TASK TO CARRY OUT: Report how many lines contain the word "看看新闻KNEWS"; answer with the number only.
— start MATERIAL FOR THE TASK —
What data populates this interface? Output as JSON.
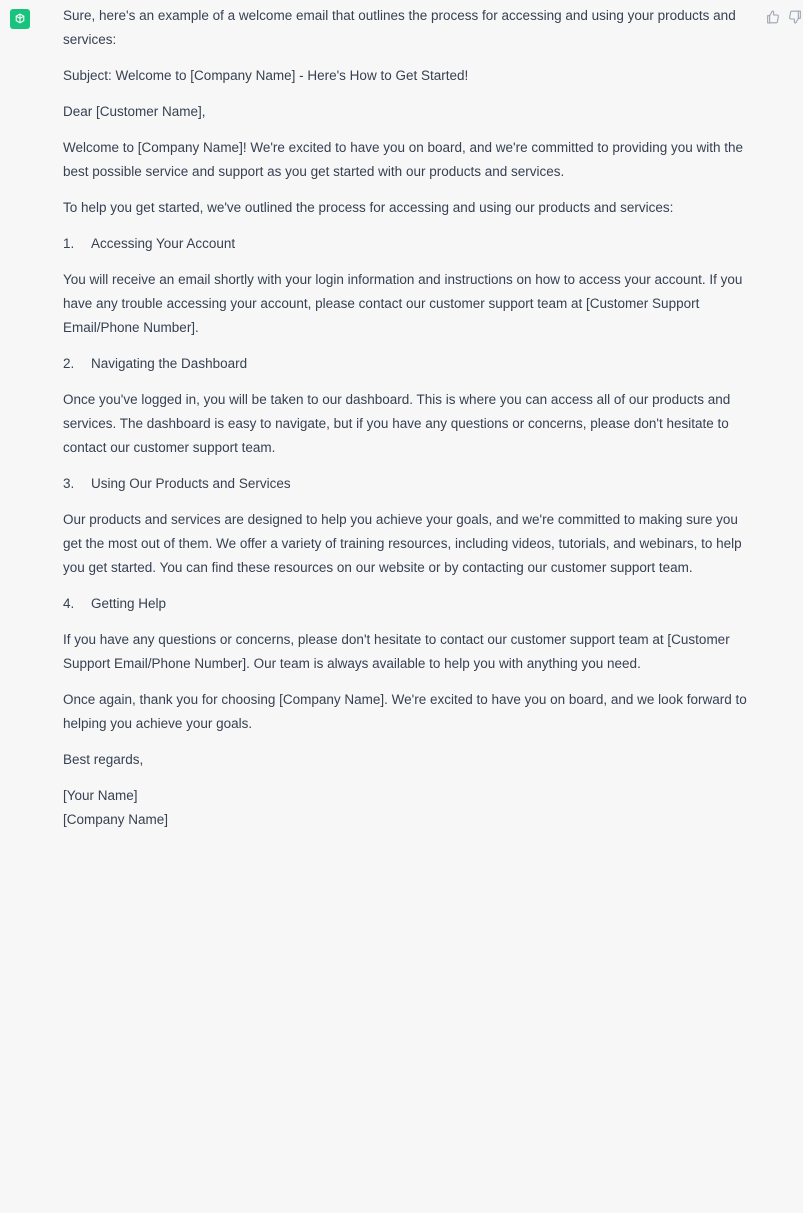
{
  "assistant": {
    "avatar_icon": "openai-logo-icon",
    "accent_color": "#19c37d"
  },
  "feedback": {
    "thumbs_up_icon": "thumbs-up-icon",
    "thumbs_down_icon": "thumbs-down-icon"
  },
  "message": {
    "intro": "Sure, here's an example of a welcome email that outlines the process for accessing and using your products and services:",
    "subject": "Subject: Welcome to [Company Name] - Here's How to Get Started!",
    "greeting": "Dear [Customer Name],",
    "welcome_paragraph": "Welcome to [Company Name]! We're excited to have you on board, and we're committed to providing you with the best possible service and support as you get started with our products and services.",
    "outline_paragraph": "To help you get started, we've outlined the process for accessing and using our products and services:",
    "steps": [
      {
        "number": "1.",
        "title": "Accessing Your Account",
        "body": "You will receive an email shortly with your login information and instructions on how to access your account. If you have any trouble accessing your account, please contact our customer support team at [Customer Support Email/Phone Number]."
      },
      {
        "number": "2.",
        "title": "Navigating the Dashboard",
        "body": "Once you've logged in, you will be taken to our dashboard. This is where you can access all of our products and services. The dashboard is easy to navigate, but if you have any questions or concerns, please don't hesitate to contact our customer support team."
      },
      {
        "number": "3.",
        "title": "Using Our Products and Services",
        "body": "Our products and services are designed to help you achieve your goals, and we're committed to making sure you get the most out of them. We offer a variety of training resources, including videos, tutorials, and webinars, to help you get started. You can find these resources on our website or by contacting our customer support team."
      },
      {
        "number": "4.",
        "title": "Getting Help",
        "body": "If you have any questions or concerns, please don't hesitate to contact our customer support team at [Customer Support Email/Phone Number]. Our team is always available to help you with anything you need."
      }
    ],
    "closing_paragraph": "Once again, thank you for choosing [Company Name]. We're excited to have you on board, and we look forward to helping you achieve your goals.",
    "sign_off": "Best regards,",
    "signature_name": "[Your Name]",
    "signature_company": "[Company Name]"
  }
}
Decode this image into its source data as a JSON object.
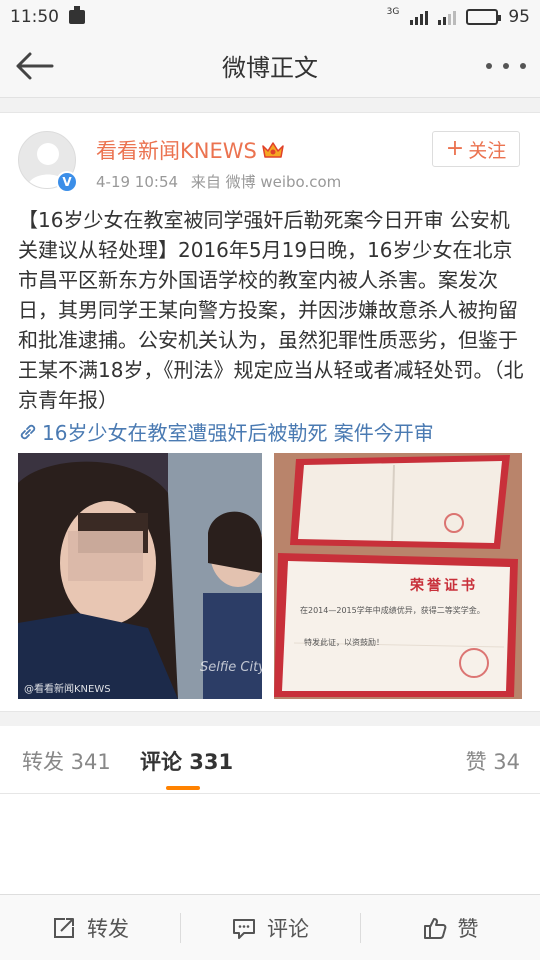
{
  "status_bar": {
    "time": "11:50",
    "network_label": "3G",
    "battery": "95",
    "battery_level": 0.95
  },
  "nav": {
    "title": "微博正文"
  },
  "post": {
    "author": "看看新闻KNEWS",
    "date": "4-19 10:54",
    "source": "来自 微博 weibo.com",
    "follow_label": "关注",
    "text": "【16岁少女在教室被同学强奸后勒死案今日开审 公安机关建议从轻处理】2016年5月19日晚，16岁少女在北京市昌平区新东方外国语学校的教室内被人杀害。案发次日，其男同学王某向警方投案，并因涉嫌故意杀人被拘留和批准逮捕。公安机关认为，虽然犯罪性质恶劣，但鉴于王某不满18岁，《刑法》规定应当从轻或者减轻处罚。（北京青年报）",
    "link_text": "16岁少女在教室遭强奸后被勒死 案件今开审",
    "photo_watermark": "@看看新闻KNEWS",
    "certificate_title": "荣誉证书",
    "certificate_line1": "在2014—2015学年中成绩优异，获得二等奖学金。",
    "certificate_line2": "特发此证，以资鼓励！"
  },
  "tabs": {
    "repost": "转发 341",
    "comment": "评论 331",
    "like": "赞 34"
  },
  "toolbar": {
    "repost": "转发",
    "comment": "评论",
    "like": "赞"
  },
  "colors": {
    "accent": "#eb7350",
    "link": "#4a7ab2",
    "tab_indicator": "#ff8200",
    "verified": "#3b8ee8"
  }
}
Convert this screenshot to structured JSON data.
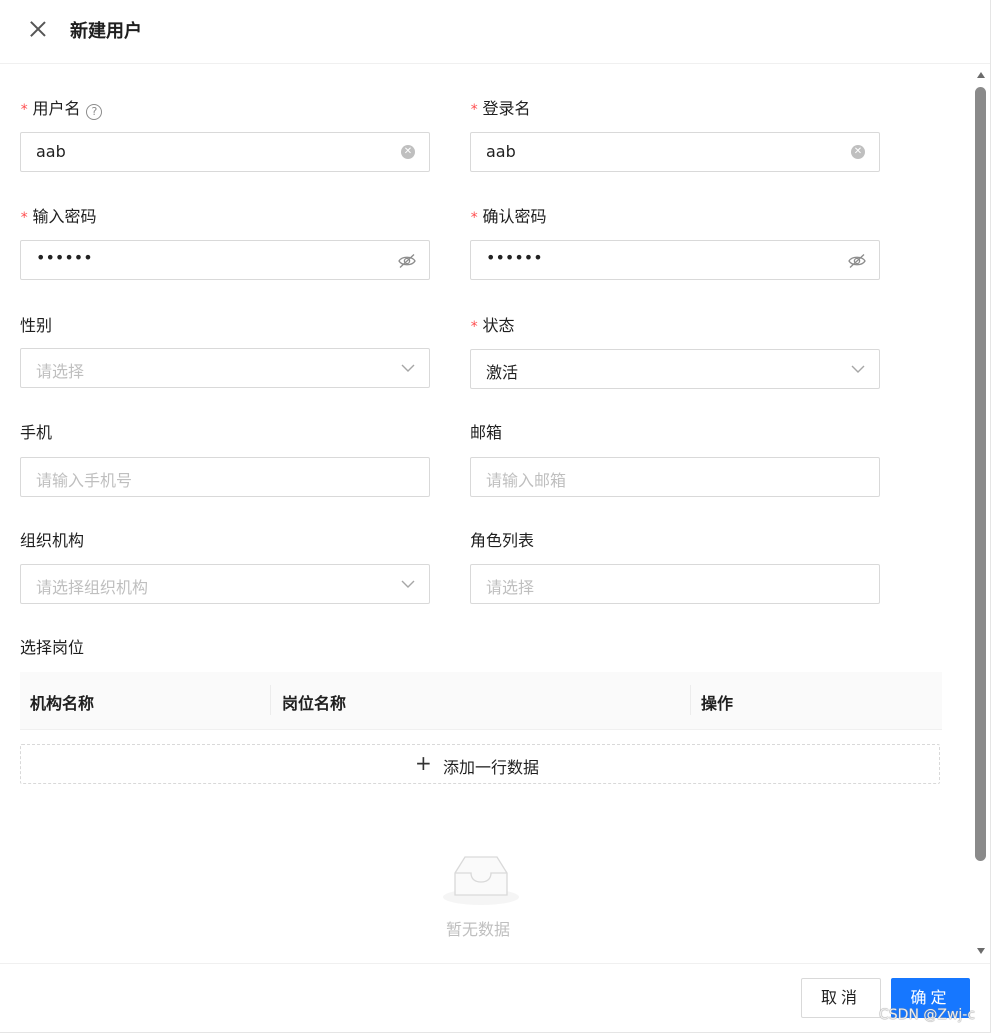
{
  "header": {
    "title": "新建用户"
  },
  "form": {
    "username": {
      "label": "用户名",
      "value": "aab"
    },
    "login_name": {
      "label": "登录名",
      "value": "aab"
    },
    "password": {
      "label": "输入密码",
      "value": "••••••"
    },
    "confirm_password": {
      "label": "确认密码",
      "value": "••••••"
    },
    "gender": {
      "label": "性别",
      "placeholder": "请选择"
    },
    "status": {
      "label": "状态",
      "value": "激活"
    },
    "phone": {
      "label": "手机",
      "placeholder": "请输入手机号"
    },
    "email": {
      "label": "邮箱",
      "placeholder": "请输入邮箱"
    },
    "org": {
      "label": "组织机构",
      "placeholder": "请选择组织机构"
    },
    "roles": {
      "label": "角色列表",
      "placeholder": "请选择"
    }
  },
  "positions": {
    "label": "选择岗位",
    "columns": [
      "机构名称",
      "岗位名称",
      "操作"
    ],
    "add_row_label": "添加一行数据",
    "empty_text": "暂无数据"
  },
  "footer": {
    "cancel_label": "取消",
    "ok_label": "确定"
  },
  "watermark": "CSDN @Zwj-c",
  "colors": {
    "primary": "#1677ff",
    "required": "#ff4d4f"
  }
}
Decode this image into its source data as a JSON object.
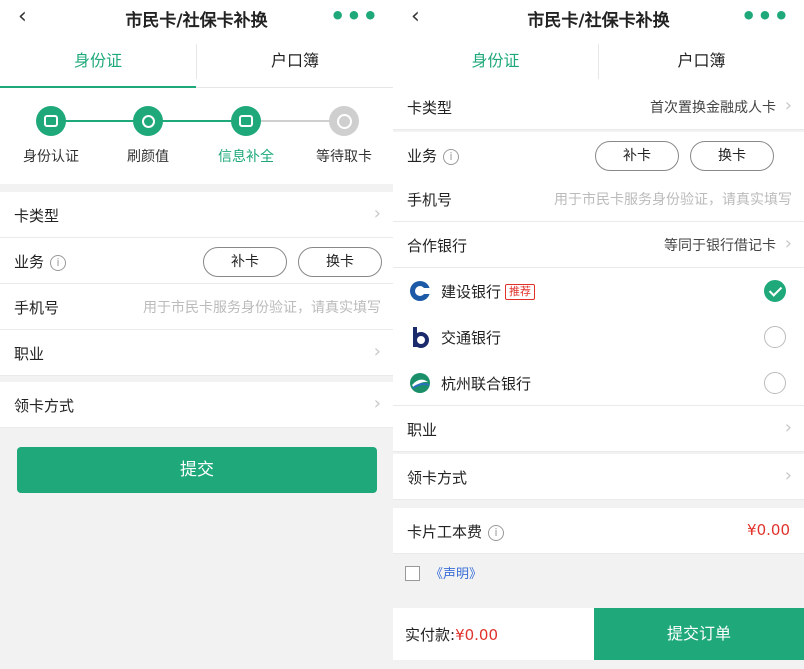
{
  "left": {
    "title": "市民卡/社保卡补换",
    "tabs": [
      "身份证",
      "户口簿"
    ],
    "steps": [
      "身份认证",
      "刷颜值",
      "信息补全",
      "等待取卡"
    ],
    "rows": {
      "card_type": "卡类型",
      "business": "业务",
      "phone": "手机号",
      "phone_placeholder": "用于市民卡服务身份验证，请真实填写",
      "occupation": "职业",
      "pickup": "领卡方式"
    },
    "buttons": {
      "reissue": "补卡",
      "replace": "换卡",
      "submit": "提交"
    }
  },
  "right": {
    "title": "市民卡/社保卡补换",
    "tabs": [
      "身份证",
      "户口簿"
    ],
    "rows": {
      "card_type": "卡类型",
      "card_type_value": "首次置换金融成人卡",
      "business": "业务",
      "phone": "手机号",
      "phone_placeholder": "用于市民卡服务身份验证，请真实填写",
      "bank": "合作银行",
      "bank_value": "等同于银行借记卡",
      "occupation": "职业",
      "pickup": "领卡方式",
      "fee": "卡片工本费",
      "fee_value": "¥0.00"
    },
    "banks": [
      {
        "name": "建设银行",
        "badge": "推荐",
        "selected": true
      },
      {
        "name": "交通银行",
        "selected": false
      },
      {
        "name": "杭州联合银行",
        "selected": false
      }
    ],
    "buttons": {
      "reissue": "补卡",
      "replace": "换卡"
    },
    "agreement": "《声明》",
    "footer": {
      "pay_label": "实付款:",
      "pay_value": "¥0.00",
      "order": "提交订单"
    }
  },
  "colors": {
    "accent": "#1fa97a",
    "price": "#e0322b",
    "link": "#3a6fd8"
  }
}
— end MATERIAL FOR THE TASK —
RESPONSE TO THE EXERCISE: 2